PROBLEM TO SOLVE
Determine which lines of the records include the word "test", and copy them.

(Collection entries)
########################################

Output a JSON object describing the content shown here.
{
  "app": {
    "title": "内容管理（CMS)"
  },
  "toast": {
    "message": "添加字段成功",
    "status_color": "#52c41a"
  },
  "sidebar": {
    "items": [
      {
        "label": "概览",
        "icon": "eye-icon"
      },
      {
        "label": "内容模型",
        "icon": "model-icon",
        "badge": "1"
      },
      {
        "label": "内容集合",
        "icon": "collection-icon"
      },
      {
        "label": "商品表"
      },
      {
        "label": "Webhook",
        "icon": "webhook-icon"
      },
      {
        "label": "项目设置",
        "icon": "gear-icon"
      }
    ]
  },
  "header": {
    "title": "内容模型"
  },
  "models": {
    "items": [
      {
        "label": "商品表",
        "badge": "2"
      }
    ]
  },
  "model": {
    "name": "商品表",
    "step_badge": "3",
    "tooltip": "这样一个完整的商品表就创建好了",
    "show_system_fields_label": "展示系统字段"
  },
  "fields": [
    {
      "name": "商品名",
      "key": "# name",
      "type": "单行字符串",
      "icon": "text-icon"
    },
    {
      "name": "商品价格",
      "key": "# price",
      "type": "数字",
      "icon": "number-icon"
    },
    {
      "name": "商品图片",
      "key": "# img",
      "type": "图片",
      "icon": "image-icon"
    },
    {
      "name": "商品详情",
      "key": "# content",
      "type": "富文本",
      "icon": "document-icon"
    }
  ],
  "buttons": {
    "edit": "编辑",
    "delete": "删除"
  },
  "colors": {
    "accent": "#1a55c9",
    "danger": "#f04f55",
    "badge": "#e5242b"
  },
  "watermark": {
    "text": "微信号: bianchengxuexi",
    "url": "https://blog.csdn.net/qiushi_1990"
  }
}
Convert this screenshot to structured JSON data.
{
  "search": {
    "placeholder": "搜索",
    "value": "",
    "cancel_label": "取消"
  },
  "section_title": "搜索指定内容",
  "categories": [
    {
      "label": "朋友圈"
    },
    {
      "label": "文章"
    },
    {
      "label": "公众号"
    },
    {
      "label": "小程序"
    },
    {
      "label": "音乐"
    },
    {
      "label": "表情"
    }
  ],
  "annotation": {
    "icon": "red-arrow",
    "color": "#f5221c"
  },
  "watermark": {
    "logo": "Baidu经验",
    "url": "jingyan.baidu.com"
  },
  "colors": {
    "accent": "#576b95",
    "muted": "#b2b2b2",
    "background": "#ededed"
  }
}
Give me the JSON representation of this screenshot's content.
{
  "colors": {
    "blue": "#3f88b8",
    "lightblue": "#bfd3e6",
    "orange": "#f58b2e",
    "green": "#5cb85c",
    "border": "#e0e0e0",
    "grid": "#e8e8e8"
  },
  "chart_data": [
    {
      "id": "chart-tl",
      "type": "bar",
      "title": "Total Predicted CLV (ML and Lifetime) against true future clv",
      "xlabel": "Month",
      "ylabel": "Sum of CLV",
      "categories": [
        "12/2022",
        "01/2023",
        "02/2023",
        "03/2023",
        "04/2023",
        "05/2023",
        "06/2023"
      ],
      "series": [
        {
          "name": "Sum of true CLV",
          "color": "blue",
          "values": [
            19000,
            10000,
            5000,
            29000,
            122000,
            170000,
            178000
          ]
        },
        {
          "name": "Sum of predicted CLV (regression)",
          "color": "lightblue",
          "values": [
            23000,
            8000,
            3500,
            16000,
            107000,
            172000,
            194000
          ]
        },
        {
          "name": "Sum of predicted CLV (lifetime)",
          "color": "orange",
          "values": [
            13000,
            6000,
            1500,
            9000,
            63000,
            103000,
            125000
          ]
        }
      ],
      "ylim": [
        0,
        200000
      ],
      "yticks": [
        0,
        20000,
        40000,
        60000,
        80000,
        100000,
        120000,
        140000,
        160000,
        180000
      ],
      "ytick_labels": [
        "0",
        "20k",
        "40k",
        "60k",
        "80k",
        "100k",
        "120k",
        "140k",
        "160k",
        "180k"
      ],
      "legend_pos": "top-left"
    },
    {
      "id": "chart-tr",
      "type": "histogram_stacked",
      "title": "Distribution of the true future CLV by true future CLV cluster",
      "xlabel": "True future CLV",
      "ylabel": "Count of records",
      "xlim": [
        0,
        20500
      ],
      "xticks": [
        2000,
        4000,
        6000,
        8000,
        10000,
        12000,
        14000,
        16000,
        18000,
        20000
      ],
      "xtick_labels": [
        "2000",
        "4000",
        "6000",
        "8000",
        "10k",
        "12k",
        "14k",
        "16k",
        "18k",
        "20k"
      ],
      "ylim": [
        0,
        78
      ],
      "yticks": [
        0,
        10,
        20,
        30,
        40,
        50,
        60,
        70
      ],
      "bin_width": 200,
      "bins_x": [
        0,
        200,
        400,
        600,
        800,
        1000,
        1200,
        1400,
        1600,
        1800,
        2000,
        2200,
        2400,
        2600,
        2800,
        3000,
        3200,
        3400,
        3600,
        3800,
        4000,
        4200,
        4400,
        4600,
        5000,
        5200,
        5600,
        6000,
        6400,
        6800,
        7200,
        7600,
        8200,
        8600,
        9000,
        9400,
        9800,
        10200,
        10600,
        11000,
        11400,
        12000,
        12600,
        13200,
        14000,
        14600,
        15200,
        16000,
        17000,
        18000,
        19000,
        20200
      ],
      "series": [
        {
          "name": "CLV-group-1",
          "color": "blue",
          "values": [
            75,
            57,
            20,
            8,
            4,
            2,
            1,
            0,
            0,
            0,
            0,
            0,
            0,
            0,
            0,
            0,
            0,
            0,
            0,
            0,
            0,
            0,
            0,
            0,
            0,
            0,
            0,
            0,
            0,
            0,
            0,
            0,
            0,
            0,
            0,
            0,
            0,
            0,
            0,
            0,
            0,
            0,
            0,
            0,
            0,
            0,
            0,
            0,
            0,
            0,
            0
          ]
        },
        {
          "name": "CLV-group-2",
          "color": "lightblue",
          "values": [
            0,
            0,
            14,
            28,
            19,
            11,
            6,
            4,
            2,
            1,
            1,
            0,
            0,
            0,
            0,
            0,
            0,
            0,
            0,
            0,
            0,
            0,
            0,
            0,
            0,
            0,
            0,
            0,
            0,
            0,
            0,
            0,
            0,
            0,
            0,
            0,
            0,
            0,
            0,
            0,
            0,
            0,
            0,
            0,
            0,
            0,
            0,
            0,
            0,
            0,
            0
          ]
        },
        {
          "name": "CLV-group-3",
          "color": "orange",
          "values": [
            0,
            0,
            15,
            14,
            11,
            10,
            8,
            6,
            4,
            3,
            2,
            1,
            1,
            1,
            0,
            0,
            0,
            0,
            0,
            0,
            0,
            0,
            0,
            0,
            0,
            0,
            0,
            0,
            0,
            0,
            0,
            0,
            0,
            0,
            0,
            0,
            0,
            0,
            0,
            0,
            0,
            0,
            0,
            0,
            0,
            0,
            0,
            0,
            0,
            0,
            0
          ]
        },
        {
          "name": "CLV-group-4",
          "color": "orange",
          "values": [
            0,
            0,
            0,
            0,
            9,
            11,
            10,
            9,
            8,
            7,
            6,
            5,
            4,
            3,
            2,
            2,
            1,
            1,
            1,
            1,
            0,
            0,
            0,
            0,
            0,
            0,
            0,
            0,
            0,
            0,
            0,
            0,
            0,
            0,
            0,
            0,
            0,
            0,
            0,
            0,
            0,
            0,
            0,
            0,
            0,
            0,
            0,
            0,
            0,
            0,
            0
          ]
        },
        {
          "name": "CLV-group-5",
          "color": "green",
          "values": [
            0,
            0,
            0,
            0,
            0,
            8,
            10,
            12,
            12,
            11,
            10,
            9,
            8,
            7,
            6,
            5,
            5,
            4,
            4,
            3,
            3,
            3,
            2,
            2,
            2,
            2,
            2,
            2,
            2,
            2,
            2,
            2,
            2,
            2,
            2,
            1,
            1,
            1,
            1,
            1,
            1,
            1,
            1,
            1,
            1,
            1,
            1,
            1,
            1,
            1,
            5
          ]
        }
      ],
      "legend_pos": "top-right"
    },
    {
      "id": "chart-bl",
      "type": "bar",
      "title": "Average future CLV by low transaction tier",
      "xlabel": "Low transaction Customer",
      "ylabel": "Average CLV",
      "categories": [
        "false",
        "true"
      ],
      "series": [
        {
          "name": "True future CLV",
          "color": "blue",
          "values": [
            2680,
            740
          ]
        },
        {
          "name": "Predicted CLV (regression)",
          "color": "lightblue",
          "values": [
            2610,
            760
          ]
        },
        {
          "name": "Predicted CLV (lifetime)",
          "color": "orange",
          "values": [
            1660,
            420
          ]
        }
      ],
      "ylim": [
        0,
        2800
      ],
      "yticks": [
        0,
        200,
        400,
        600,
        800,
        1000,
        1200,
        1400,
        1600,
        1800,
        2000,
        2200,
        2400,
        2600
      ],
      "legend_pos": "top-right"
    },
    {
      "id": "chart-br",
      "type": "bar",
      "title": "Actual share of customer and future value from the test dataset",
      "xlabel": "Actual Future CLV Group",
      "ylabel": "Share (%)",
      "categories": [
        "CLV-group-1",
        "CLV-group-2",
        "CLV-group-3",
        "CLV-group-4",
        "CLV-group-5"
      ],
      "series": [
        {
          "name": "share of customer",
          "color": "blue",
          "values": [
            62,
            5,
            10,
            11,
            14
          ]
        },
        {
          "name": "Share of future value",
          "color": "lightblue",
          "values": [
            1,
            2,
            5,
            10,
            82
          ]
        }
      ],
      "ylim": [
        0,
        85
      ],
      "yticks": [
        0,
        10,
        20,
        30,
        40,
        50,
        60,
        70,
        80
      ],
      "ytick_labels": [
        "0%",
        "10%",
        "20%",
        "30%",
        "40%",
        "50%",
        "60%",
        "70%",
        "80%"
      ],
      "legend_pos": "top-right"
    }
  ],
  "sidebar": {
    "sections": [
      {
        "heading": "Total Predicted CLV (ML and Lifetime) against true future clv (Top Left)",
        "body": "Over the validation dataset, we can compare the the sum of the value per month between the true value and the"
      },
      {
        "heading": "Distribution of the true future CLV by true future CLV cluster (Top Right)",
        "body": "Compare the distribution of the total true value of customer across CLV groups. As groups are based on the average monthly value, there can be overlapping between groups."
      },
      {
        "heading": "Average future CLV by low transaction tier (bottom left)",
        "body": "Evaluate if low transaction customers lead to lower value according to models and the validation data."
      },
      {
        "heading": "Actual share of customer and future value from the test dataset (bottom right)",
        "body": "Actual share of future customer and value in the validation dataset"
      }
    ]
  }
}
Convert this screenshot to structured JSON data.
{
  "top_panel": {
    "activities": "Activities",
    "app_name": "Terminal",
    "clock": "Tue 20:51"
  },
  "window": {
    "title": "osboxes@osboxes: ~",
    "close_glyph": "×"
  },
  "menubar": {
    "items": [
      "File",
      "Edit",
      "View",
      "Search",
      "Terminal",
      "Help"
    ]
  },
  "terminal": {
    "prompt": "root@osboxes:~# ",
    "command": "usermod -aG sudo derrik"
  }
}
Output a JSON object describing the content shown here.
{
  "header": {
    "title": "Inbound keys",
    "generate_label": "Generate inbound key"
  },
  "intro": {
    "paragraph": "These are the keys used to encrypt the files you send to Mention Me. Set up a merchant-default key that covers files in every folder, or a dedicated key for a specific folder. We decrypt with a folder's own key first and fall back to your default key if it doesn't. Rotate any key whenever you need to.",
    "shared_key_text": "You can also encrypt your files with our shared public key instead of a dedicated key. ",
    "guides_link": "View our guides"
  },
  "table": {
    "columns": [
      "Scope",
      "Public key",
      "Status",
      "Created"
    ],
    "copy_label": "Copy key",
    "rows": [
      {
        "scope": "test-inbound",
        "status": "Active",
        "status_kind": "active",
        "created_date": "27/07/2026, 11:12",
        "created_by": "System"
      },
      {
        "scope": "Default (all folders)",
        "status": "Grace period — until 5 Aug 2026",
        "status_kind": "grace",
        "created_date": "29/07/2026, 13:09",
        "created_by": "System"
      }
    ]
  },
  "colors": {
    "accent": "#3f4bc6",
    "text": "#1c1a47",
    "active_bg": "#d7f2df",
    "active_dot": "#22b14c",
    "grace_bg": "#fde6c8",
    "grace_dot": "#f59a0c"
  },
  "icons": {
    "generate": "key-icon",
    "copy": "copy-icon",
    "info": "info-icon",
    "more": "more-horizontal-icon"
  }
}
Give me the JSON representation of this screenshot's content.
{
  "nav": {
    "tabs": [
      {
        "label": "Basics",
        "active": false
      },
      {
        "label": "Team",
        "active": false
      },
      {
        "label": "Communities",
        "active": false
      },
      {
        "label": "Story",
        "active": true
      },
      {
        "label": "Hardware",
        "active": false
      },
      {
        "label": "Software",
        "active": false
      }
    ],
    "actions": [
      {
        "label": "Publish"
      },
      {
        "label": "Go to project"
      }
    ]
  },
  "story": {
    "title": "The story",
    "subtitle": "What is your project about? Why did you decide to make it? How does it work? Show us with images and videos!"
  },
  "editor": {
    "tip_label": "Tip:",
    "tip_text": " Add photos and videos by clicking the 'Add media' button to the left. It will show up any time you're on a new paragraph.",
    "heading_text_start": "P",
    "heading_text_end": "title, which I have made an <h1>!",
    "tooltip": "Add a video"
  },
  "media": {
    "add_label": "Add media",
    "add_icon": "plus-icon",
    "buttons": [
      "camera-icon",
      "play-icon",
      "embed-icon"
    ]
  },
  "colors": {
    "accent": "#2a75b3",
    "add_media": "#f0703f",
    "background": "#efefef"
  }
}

########################################

EXERCISE RESULT
      "title": "Actual share of customer and future value from the test dataset",
        "heading": "Actual share of customer and future value from the test dataset (bottom right)",
        "scope": "test-inbound",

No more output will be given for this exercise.